• **Problem to work on**
Pull out each line in the entries below that contains the string "pagination".

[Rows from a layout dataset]
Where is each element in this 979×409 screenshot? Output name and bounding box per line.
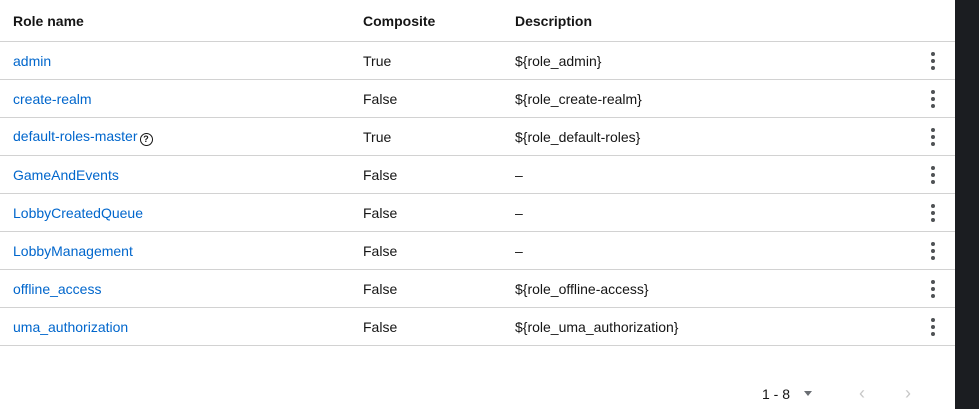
description-value: ${role_offline-access} [515,280,649,297]
role-link-admin[interactable]: admin [13,53,51,69]
composite-value: False [363,90,398,107]
kebab-menu-icon[interactable] [927,316,939,338]
description-value: – [515,166,523,183]
table-row: GameAndEvents False – [0,156,955,194]
table-header: Role name Composite Description [0,0,955,42]
role-link-uma-authorization[interactable]: uma_authorization [13,319,128,335]
composite-value: False [363,280,398,297]
description-value: – [515,204,523,221]
description-value: ${role_admin} [515,52,602,69]
role-link-lobbymanagement[interactable]: LobbyManagement [13,243,133,259]
composite-value: False [363,242,398,259]
table-row: LobbyCreatedQueue False – [0,194,955,232]
description-value: ${role_create-realm} [515,90,642,107]
role-link-create-realm[interactable]: create-realm [13,91,92,107]
help-icon[interactable]: ? [139,132,153,146]
table-row: offline_access False ${role_offline-acce… [0,270,955,308]
role-link-offline-access[interactable]: offline_access [13,281,101,297]
role-link-gameandevents[interactable]: GameAndEvents [13,167,119,183]
table-row: create-realm False ${role_create-realm} [0,80,955,118]
scrollbar[interactable] [955,0,979,409]
kebab-menu-icon[interactable] [927,88,939,110]
pagination: 1 - 8 ‹ › [762,383,944,404]
table-row: LobbyManagement False – [0,232,955,270]
table-row: uma_authorization False ${role_uma_autho… [0,308,955,346]
kebab-menu-icon[interactable] [927,202,939,224]
table-row: admin True ${role_admin} [0,42,955,80]
header-composite[interactable]: Composite [363,13,515,29]
header-description[interactable]: Description [515,13,911,29]
description-value: – [515,242,523,259]
table-row: default-roles-master? True ${role_defaul… [0,118,955,156]
kebab-menu-icon[interactable] [927,278,939,300]
kebab-menu-icon[interactable] [927,240,939,262]
kebab-menu-icon[interactable] [927,126,939,148]
header-role-name[interactable]: Role name [0,13,363,29]
composite-value: False [363,166,398,183]
composite-value: False [363,204,398,221]
composite-value: True [363,52,392,69]
pagination-range[interactable]: 1 - 8 [762,386,790,402]
role-link-default-roles-master[interactable]: default-roles-master [13,128,138,144]
kebab-menu-icon[interactable] [927,50,939,72]
kebab-menu-icon[interactable] [927,164,939,186]
role-link-lobbycreatedqueue[interactable]: LobbyCreatedQueue [13,205,143,221]
next-page-icon[interactable]: › [898,383,918,404]
composite-value: False [363,318,398,335]
roles-table: Role name Composite Description admin Tr… [0,0,955,346]
prev-page-icon[interactable]: ‹ [852,383,872,404]
chevron-down-icon[interactable] [804,391,813,396]
composite-value: True [363,128,392,145]
description-value: ${role_uma_authorization} [515,318,679,335]
description-value: ${role_default-roles} [515,128,641,145]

• **Task output**
pagination: 1 - 8 ‹ › [762,383,944,404]
pagination-range[interactable]: 1 - 8 [762,386,790,402]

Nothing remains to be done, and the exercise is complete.